> **WHAT YOU NEED TO DO**: Select all lines with the string "følger" in them, and copy those lines.

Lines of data
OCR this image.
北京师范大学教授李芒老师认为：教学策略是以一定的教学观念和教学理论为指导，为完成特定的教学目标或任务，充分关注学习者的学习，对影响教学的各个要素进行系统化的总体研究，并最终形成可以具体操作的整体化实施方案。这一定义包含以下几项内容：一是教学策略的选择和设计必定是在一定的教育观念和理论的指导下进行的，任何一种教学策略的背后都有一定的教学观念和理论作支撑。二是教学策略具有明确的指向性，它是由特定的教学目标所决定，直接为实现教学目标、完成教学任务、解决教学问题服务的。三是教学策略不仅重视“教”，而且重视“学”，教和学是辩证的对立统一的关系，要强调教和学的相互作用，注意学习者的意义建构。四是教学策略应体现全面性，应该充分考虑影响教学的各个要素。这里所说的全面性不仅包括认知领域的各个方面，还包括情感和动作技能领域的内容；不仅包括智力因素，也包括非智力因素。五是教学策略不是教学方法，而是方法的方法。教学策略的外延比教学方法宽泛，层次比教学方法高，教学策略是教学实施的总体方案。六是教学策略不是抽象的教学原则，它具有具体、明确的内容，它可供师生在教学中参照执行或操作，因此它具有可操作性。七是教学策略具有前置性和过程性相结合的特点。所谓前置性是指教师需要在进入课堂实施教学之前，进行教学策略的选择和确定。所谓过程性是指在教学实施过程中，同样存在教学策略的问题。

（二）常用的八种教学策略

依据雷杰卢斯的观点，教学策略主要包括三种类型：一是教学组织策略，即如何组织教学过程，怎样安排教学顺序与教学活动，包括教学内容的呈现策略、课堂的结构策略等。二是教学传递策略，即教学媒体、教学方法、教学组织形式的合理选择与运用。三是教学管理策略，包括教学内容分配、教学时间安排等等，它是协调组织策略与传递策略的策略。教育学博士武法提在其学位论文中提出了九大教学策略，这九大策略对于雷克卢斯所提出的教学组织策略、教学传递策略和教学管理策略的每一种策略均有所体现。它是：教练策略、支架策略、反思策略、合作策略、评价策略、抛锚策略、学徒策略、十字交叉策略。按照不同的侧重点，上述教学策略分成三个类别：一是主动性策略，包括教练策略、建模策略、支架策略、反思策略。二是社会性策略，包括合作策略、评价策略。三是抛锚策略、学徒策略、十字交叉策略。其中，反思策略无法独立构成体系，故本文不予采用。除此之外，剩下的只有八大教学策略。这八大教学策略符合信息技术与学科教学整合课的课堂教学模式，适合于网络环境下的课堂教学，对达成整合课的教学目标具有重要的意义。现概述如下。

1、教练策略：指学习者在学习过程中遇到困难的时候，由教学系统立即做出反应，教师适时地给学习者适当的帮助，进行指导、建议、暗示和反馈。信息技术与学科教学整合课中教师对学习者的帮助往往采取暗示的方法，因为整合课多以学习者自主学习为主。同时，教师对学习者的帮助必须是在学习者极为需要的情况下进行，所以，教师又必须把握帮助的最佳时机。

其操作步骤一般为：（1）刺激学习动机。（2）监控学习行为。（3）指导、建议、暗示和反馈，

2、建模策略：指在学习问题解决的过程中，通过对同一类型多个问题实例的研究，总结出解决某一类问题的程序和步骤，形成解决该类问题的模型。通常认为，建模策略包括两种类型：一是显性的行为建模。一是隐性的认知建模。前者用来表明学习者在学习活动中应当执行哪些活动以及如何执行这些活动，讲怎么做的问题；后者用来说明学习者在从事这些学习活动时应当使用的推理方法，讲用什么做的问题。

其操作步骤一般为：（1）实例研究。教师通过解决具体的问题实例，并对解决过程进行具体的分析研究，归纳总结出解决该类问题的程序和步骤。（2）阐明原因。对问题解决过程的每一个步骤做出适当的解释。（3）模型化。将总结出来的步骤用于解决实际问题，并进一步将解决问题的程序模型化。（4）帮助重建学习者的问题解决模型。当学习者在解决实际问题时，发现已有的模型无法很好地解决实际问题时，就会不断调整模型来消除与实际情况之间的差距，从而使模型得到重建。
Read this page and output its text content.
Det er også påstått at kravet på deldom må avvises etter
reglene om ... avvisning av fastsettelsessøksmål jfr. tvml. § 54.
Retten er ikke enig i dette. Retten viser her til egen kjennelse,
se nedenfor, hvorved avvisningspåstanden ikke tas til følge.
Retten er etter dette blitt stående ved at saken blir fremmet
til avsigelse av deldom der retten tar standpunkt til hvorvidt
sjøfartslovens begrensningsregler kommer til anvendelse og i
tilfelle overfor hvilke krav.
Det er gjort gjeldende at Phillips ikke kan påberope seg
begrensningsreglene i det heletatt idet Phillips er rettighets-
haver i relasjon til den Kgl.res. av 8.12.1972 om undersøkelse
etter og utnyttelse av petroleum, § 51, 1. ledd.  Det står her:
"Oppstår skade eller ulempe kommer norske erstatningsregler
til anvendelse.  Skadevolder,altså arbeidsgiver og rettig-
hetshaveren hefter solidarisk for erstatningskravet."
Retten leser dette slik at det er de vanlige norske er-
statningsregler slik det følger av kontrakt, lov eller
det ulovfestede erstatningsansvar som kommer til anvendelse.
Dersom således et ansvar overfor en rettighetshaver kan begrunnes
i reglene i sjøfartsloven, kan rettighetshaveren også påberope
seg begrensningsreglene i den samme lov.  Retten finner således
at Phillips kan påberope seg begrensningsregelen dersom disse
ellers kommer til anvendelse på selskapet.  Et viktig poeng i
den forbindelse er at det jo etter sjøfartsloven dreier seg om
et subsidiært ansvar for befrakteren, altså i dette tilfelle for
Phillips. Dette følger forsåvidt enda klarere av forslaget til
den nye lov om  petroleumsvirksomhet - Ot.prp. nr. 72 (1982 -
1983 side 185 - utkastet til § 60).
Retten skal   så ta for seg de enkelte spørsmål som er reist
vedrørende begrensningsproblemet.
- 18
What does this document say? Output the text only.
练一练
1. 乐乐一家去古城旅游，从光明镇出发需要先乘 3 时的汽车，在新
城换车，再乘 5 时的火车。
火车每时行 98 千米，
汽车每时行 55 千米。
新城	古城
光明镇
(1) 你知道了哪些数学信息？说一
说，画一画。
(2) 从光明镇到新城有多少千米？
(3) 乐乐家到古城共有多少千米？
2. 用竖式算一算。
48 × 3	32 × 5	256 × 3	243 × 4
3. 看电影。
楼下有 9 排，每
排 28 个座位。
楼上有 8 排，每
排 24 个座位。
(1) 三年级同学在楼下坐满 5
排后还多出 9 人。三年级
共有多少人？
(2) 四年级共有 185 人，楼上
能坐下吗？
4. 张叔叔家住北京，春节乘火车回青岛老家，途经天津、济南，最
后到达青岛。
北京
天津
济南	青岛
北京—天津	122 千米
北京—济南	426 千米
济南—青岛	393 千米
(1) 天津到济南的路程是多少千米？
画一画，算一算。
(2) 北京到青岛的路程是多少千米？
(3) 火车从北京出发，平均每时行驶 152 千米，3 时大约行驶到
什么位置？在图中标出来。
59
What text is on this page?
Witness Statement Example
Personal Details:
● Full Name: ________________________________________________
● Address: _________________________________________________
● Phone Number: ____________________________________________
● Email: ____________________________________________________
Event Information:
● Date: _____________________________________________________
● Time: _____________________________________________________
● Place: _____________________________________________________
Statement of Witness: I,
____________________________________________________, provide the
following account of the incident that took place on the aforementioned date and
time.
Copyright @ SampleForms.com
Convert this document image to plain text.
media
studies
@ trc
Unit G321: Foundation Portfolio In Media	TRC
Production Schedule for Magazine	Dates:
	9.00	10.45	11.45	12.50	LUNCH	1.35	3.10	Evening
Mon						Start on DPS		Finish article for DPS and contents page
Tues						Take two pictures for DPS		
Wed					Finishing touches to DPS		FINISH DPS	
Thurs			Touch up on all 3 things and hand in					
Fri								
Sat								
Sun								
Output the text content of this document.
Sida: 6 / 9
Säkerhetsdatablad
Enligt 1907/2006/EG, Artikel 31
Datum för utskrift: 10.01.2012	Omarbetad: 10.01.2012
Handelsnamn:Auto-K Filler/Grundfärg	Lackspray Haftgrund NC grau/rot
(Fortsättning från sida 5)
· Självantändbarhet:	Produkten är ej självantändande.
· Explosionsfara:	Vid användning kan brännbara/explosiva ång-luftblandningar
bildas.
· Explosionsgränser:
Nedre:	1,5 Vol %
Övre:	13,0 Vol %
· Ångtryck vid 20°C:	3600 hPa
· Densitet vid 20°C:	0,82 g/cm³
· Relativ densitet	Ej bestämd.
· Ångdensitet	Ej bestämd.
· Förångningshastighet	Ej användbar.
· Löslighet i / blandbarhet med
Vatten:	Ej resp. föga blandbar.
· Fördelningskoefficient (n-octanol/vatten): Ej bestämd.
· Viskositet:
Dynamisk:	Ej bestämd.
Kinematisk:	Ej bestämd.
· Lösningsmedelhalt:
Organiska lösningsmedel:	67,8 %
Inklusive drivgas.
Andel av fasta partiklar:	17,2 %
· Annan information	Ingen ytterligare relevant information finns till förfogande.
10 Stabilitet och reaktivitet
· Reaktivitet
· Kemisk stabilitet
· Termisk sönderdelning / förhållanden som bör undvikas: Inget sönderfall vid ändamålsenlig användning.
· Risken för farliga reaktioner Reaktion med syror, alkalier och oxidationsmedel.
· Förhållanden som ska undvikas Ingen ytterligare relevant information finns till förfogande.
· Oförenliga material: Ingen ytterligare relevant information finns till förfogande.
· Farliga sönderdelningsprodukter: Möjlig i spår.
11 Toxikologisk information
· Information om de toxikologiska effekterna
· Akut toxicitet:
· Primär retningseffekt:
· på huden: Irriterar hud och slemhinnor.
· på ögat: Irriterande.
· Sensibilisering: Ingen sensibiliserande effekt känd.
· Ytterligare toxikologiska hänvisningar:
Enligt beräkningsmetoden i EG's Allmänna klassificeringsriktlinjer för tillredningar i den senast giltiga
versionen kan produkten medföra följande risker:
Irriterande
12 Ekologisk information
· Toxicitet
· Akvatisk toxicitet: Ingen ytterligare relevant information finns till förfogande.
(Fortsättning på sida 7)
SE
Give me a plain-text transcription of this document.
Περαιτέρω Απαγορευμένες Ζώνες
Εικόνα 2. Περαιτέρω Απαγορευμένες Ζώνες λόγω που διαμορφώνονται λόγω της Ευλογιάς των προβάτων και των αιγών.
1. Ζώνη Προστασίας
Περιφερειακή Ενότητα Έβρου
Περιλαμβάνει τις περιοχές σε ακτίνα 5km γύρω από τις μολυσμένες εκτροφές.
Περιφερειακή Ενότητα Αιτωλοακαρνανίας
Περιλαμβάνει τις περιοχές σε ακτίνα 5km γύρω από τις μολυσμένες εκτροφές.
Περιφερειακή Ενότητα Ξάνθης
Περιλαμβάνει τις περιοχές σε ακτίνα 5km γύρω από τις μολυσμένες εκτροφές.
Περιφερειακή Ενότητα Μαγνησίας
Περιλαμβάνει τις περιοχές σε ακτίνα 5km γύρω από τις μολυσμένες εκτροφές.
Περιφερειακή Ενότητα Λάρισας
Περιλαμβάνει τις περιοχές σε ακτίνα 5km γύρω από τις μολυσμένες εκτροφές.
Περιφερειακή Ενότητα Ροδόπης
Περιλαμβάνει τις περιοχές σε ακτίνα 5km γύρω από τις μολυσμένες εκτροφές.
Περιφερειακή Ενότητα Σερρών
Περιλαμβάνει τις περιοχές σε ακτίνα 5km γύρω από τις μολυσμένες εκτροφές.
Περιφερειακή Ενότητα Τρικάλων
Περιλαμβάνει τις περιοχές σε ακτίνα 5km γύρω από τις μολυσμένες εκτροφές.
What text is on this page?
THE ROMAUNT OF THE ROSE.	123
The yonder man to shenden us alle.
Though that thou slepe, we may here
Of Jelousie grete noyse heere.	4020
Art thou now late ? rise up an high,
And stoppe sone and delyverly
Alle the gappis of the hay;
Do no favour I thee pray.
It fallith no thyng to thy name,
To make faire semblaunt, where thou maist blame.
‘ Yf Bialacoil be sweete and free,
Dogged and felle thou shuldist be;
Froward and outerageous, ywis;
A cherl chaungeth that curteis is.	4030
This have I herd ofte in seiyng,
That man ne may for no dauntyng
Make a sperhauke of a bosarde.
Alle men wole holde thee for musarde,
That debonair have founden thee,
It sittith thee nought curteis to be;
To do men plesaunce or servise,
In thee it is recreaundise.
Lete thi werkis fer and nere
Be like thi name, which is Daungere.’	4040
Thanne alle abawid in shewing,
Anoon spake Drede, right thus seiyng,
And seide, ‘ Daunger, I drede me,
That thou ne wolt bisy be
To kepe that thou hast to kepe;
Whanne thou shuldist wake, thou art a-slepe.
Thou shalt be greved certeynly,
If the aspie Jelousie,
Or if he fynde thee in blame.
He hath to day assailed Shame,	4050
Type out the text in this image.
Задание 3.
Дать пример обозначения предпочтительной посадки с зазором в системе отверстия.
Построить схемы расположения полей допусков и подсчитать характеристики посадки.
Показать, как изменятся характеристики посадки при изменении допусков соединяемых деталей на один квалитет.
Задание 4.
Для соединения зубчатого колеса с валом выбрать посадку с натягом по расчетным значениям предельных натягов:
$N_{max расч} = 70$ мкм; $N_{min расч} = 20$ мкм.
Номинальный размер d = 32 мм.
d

> **RESULT OF THE TASK**:
statningsregler slik det følger av kontrakt, lov eller
Phillips. Dette følger forsåvidt enda klarere av forslaget til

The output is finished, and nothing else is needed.